** START **
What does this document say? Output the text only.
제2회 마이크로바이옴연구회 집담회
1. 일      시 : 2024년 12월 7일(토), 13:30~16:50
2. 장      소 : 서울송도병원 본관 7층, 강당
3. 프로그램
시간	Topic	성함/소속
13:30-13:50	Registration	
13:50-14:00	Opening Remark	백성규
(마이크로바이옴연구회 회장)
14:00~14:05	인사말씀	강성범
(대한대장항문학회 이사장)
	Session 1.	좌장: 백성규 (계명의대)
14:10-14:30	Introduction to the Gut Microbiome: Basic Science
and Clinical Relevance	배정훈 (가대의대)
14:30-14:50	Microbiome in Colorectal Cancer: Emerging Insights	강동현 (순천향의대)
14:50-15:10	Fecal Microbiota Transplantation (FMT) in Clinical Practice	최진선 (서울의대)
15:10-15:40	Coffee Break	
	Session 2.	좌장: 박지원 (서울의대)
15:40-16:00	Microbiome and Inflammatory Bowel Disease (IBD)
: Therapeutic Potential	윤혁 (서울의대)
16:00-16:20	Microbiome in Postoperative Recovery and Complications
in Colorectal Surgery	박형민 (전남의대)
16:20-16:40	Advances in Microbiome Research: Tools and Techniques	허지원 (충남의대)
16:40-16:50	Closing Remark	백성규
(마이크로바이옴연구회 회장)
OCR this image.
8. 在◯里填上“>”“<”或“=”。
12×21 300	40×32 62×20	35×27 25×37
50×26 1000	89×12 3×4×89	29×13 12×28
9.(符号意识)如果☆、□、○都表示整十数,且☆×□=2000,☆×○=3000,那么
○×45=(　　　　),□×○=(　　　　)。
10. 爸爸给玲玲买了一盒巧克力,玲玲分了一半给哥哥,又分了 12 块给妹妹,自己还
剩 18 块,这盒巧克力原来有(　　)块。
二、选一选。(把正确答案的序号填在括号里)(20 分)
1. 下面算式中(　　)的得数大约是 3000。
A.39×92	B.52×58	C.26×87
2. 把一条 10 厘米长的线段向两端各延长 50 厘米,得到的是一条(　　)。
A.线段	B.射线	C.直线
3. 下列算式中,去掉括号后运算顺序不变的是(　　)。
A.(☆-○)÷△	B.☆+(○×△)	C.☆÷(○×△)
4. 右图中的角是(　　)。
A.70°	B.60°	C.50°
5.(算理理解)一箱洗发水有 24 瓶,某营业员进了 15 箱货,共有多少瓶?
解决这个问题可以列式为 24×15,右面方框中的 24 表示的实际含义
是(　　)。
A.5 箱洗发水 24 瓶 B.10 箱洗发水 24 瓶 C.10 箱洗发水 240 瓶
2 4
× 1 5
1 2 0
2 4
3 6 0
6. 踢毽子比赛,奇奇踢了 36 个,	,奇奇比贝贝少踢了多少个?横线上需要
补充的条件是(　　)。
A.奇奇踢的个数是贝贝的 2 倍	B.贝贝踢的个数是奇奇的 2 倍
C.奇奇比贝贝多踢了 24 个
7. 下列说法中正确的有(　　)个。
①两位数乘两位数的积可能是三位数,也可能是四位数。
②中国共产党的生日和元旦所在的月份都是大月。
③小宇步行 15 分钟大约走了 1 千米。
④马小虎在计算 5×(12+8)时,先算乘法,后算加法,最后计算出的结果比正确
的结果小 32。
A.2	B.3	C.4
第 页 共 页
** END **
Your objective: Your task is to list each line of the records with the word "Session".

Result for this task:
	Session 1.	좌장: 백성규 (계명의대)
	Session 2.	좌장: 박지원 (서울의대)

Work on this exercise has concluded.